Document layout analysis data:
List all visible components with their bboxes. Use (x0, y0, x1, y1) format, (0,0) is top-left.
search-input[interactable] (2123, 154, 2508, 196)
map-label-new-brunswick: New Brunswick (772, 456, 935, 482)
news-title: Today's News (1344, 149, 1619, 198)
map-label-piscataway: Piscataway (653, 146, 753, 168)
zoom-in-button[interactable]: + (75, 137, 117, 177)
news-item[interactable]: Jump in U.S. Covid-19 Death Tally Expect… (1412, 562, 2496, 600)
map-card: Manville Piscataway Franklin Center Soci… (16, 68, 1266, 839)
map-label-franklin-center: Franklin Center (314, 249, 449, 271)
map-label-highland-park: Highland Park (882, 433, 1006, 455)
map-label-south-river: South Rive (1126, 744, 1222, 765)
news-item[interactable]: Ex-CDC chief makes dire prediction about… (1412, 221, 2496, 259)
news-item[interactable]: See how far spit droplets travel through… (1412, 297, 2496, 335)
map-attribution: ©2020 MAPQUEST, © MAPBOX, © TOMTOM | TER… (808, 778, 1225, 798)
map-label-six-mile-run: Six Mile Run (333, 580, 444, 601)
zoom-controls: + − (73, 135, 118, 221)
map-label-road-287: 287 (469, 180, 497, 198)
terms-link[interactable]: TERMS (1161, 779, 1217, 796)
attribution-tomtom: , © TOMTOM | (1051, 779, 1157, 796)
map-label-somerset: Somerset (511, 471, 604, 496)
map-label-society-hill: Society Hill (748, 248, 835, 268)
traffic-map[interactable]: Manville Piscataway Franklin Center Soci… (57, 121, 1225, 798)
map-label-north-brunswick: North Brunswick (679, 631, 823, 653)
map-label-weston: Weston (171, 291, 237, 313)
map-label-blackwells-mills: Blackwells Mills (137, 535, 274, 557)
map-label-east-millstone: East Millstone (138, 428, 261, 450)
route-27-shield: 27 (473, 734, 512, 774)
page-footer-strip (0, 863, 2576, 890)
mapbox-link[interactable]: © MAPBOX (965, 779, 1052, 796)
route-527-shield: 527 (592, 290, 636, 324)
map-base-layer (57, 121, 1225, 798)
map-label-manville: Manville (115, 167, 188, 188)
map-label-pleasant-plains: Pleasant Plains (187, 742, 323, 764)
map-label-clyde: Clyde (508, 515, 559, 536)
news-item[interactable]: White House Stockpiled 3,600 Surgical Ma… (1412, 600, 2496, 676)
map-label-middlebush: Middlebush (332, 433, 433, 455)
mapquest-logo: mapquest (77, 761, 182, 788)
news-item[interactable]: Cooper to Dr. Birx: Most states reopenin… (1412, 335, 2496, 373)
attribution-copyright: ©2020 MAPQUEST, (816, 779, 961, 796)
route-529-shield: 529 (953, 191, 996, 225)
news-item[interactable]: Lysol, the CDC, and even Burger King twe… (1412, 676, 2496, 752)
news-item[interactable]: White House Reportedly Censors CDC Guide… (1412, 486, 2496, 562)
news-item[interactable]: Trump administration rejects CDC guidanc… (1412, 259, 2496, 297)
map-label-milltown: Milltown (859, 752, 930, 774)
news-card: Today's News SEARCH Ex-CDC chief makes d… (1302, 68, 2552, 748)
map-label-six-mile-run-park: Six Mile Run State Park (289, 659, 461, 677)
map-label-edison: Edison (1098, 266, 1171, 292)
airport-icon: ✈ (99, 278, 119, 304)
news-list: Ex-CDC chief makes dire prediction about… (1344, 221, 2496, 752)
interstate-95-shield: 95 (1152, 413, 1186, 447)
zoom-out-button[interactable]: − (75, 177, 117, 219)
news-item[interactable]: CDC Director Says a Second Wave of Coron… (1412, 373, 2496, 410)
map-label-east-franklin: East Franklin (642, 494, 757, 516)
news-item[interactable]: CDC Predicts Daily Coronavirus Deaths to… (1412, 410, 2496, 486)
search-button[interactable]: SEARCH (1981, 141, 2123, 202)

TO DO: Every entry must be quoted exactly as it appears above.

ANSWER SECTION:
List all visible components with their bboxes. Use (x0, y0, x1, y1) format, (0,0) is top-left.
search-input[interactable] (2123, 154, 2508, 196)
map-label-new-brunswick: New Brunswick (772, 456, 935, 482)
news-title: Today's News (1344, 149, 1619, 198)
map-label-piscataway: Piscataway (653, 146, 753, 168)
zoom-in-button[interactable]: + (75, 137, 117, 177)
news-item[interactable]: Jump in U.S. Covid-19 Death Tally Expect… (1412, 562, 2496, 600)
map-card: Manville Piscataway Franklin Center Soci… (16, 68, 1266, 839)
map-label-franklin-center: Franklin Center (314, 249, 449, 271)
map-label-highland-park: Highland Park (882, 433, 1006, 455)
map-label-south-river: South Rive (1126, 744, 1222, 765)
news-item[interactable]: Ex-CDC chief makes dire prediction about… (1412, 221, 2496, 259)
news-item[interactable]: See how far spit droplets travel through… (1412, 297, 2496, 335)
map-attribution: ©2020 MAPQUEST, © MAPBOX, © TOMTOM | TER… (808, 778, 1225, 798)
map-label-six-mile-run: Six Mile Run (333, 580, 444, 601)
zoom-controls: + − (73, 135, 118, 221)
map-label-road-287: 287 (469, 180, 497, 198)
terms-link[interactable]: TERMS (1161, 779, 1217, 796)
attribution-tomtom: , © TOMTOM | (1051, 779, 1157, 796)
map-label-somerset: Somerset (511, 471, 604, 496)
map-label-society-hill: Society Hill (748, 248, 835, 268)
traffic-map[interactable]: Manville Piscataway Franklin Center Soci… (57, 121, 1225, 798)
map-label-north-brunswick: North Brunswick (679, 631, 823, 653)
map-label-weston: Weston (171, 291, 237, 313)
map-label-blackwells-mills: Blackwells Mills (137, 535, 274, 557)
map-label-east-millstone: East Millstone (138, 428, 261, 450)
route-27-shield: 27 (473, 734, 512, 774)
page-footer-strip (0, 863, 2576, 890)
mapbox-link[interactable]: © MAPBOX (965, 779, 1052, 796)
route-527-shield: 527 (592, 290, 636, 324)
map-base-layer (57, 121, 1225, 798)
map-label-manville: Manville (115, 167, 188, 188)
map-label-pleasant-plains: Pleasant Plains (187, 742, 323, 764)
map-label-clyde: Clyde (508, 515, 559, 536)
news-item[interactable]: White House Stockpiled 3,600 Surgical Ma… (1412, 600, 2496, 676)
map-label-middlebush: Middlebush (332, 433, 433, 455)
mapquest-logo: mapquest (77, 761, 182, 788)
news-item[interactable]: Cooper to Dr. Birx: Most states reopenin… (1412, 335, 2496, 373)
attribution-copyright: ©2020 MAPQUEST, (816, 779, 961, 796)
route-529-shield: 529 (953, 191, 996, 225)
news-item[interactable]: Lysol, the CDC, and even Burger King twe… (1412, 676, 2496, 752)
news-item[interactable]: White House Reportedly Censors CDC Guide… (1412, 486, 2496, 562)
news-item[interactable]: Trump administration rejects CDC guidanc… (1412, 259, 2496, 297)
map-label-milltown: Milltown (859, 752, 930, 774)
news-card: Today's News SEARCH Ex-CDC chief makes d… (1302, 68, 2552, 748)
map-label-six-mile-run-park: Six Mile Run State Park (289, 659, 461, 677)
map-label-edison: Edison (1098, 266, 1171, 292)
airport-icon: ✈ (99, 278, 119, 304)
news-list: Ex-CDC chief makes dire prediction about… (1344, 221, 2496, 752)
interstate-95-shield: 95 (1152, 413, 1186, 447)
zoom-out-button[interactable]: − (75, 177, 117, 219)
news-item[interactable]: CDC Director Says a Second Wave of Coron… (1412, 373, 2496, 410)
map-label-east-franklin: East Franklin (642, 494, 757, 516)
news-item[interactable]: CDC Predicts Daily Coronavirus Deaths to… (1412, 410, 2496, 486)
search-button[interactable]: SEARCH (1981, 141, 2123, 202)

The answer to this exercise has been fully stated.